-- EXTRACTED RECORDS start --
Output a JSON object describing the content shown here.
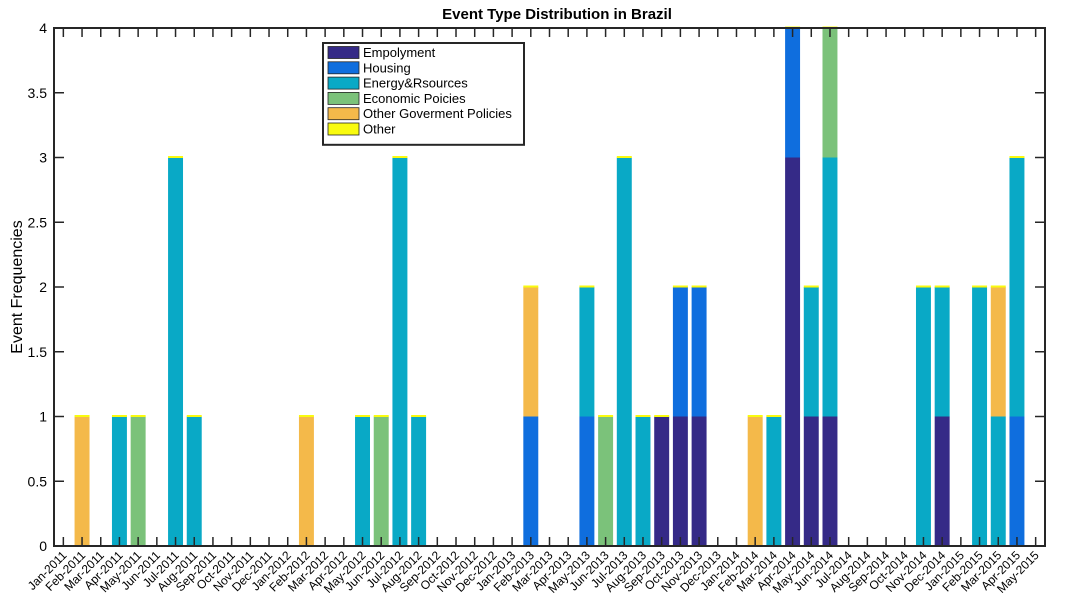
{
  "chart_data": {
    "type": "bar",
    "stacked": true,
    "title": "Event Type Distribution in Brazil",
    "xlabel": "",
    "ylabel": "Event Frequencies",
    "ylim": [
      0,
      4
    ],
    "yticks": [
      "0",
      "0.5",
      "1",
      "1.5",
      "2",
      "2.5",
      "3",
      "3.5",
      "4"
    ],
    "legend_position": "top-left",
    "categories": [
      "Jan-2011",
      "Feb-2011",
      "Mar-2011",
      "Apr-2011",
      "May-2011",
      "Jun-2011",
      "Jul-2011",
      "Aug-2011",
      "Sep-2011",
      "Oct-2011",
      "Nov-2011",
      "Dec-2011",
      "Jan-2012",
      "Feb-2012",
      "Mar-2012",
      "Apr-2012",
      "May-2012",
      "Jun-2012",
      "Jul-2012",
      "Aug-2012",
      "Sep-2012",
      "Oct-2012",
      "Nov-2012",
      "Dec-2012",
      "Jan-2013",
      "Feb-2013",
      "Mar-2013",
      "Apr-2013",
      "May-2013",
      "Jun-2013",
      "Jul-2013",
      "Aug-2013",
      "Sep-2013",
      "Oct-2013",
      "Nov-2013",
      "Dec-2013",
      "Jan-2014",
      "Feb-2014",
      "Mar-2014",
      "Apr-2014",
      "May-2014",
      "Jun-2014",
      "Jul-2014",
      "Aug-2014",
      "Sep-2014",
      "Oct-2014",
      "Nov-2014",
      "Dec-2014",
      "Jan-2015",
      "Feb-2015",
      "Mar-2015",
      "Apr-2015",
      "May-2015"
    ],
    "series": [
      {
        "name": "Empolyment",
        "color": "#352A87",
        "values": [
          0,
          0,
          0,
          0,
          0,
          0,
          0,
          0,
          0,
          0,
          0,
          0,
          0,
          0,
          0,
          0,
          0,
          0,
          0,
          0,
          0,
          0,
          0,
          0,
          0,
          0,
          0,
          0,
          0,
          0,
          0,
          0,
          1,
          1,
          1,
          0,
          0,
          0,
          0,
          3,
          1,
          1,
          0,
          0,
          0,
          0,
          0,
          1,
          0,
          0,
          0,
          0,
          0
        ]
      },
      {
        "name": "Housing",
        "color": "#0F6EDE",
        "values": [
          0,
          0,
          0,
          0,
          0,
          0,
          0,
          0,
          0,
          0,
          0,
          0,
          0,
          0,
          0,
          0,
          0,
          0,
          0,
          0,
          0,
          0,
          0,
          0,
          0,
          1,
          0,
          0,
          1,
          0,
          0,
          0,
          0,
          1,
          1,
          0,
          0,
          0,
          0,
          1,
          0,
          0,
          0,
          0,
          0,
          0,
          0,
          0,
          0,
          0,
          0,
          1,
          0
        ]
      },
      {
        "name": "Energy&Rsources",
        "color": "#09A9C6",
        "values": [
          0,
          0,
          0,
          1,
          0,
          0,
          3,
          1,
          0,
          0,
          0,
          0,
          0,
          0,
          0,
          0,
          1,
          0,
          3,
          1,
          0,
          0,
          0,
          0,
          0,
          0,
          0,
          0,
          1,
          0,
          3,
          1,
          0,
          0,
          0,
          0,
          0,
          0,
          1,
          0,
          1,
          2,
          0,
          0,
          0,
          0,
          2,
          1,
          0,
          2,
          1,
          2,
          0
        ]
      },
      {
        "name": "Economic Poicies",
        "color": "#7BC27A",
        "values": [
          0,
          0,
          0,
          0,
          1,
          0,
          0,
          0,
          0,
          0,
          0,
          0,
          0,
          0,
          0,
          0,
          0,
          1,
          0,
          0,
          0,
          0,
          0,
          0,
          0,
          0,
          0,
          0,
          0,
          1,
          0,
          0,
          0,
          0,
          0,
          0,
          0,
          0,
          0,
          0,
          0,
          1,
          0,
          0,
          0,
          0,
          0,
          0,
          0,
          0,
          0,
          0,
          0
        ]
      },
      {
        "name": "Other Goverment Policies",
        "color": "#F4B94A",
        "values": [
          0,
          1,
          0,
          0,
          0,
          0,
          0,
          0,
          0,
          0,
          0,
          0,
          0,
          1,
          0,
          0,
          0,
          0,
          0,
          0,
          0,
          0,
          0,
          0,
          0,
          1,
          0,
          0,
          0,
          0,
          0,
          0,
          0,
          0,
          0,
          0,
          0,
          1,
          0,
          0,
          0,
          0,
          0,
          0,
          0,
          0,
          0,
          0,
          0,
          0,
          1,
          0,
          0
        ]
      },
      {
        "name": "Other",
        "color": "#F9FB0E",
        "values": [
          0,
          0,
          0,
          0,
          0,
          0,
          0,
          0,
          0,
          0,
          0,
          0,
          0,
          0,
          0,
          0,
          0,
          0,
          0,
          0,
          0,
          0,
          0,
          0,
          0,
          0,
          0,
          0,
          0,
          0,
          0,
          0,
          0,
          0,
          0,
          0,
          0,
          0,
          0,
          0,
          0,
          0,
          0,
          0,
          0,
          0,
          0,
          0,
          0,
          0,
          0,
          0,
          0
        ]
      }
    ]
  }
}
-- EXTRACTED RECORDS end --
From the listing, copy each line containing the word "name".

→ **OUTPUT BELOW**
        "name": "Empolyment",
        "name": "Housing",
        "name": "Energy&Rsources",
        "name": "Economic Poicies",
        "name": "Other Goverment Policies",
        "name": "Other",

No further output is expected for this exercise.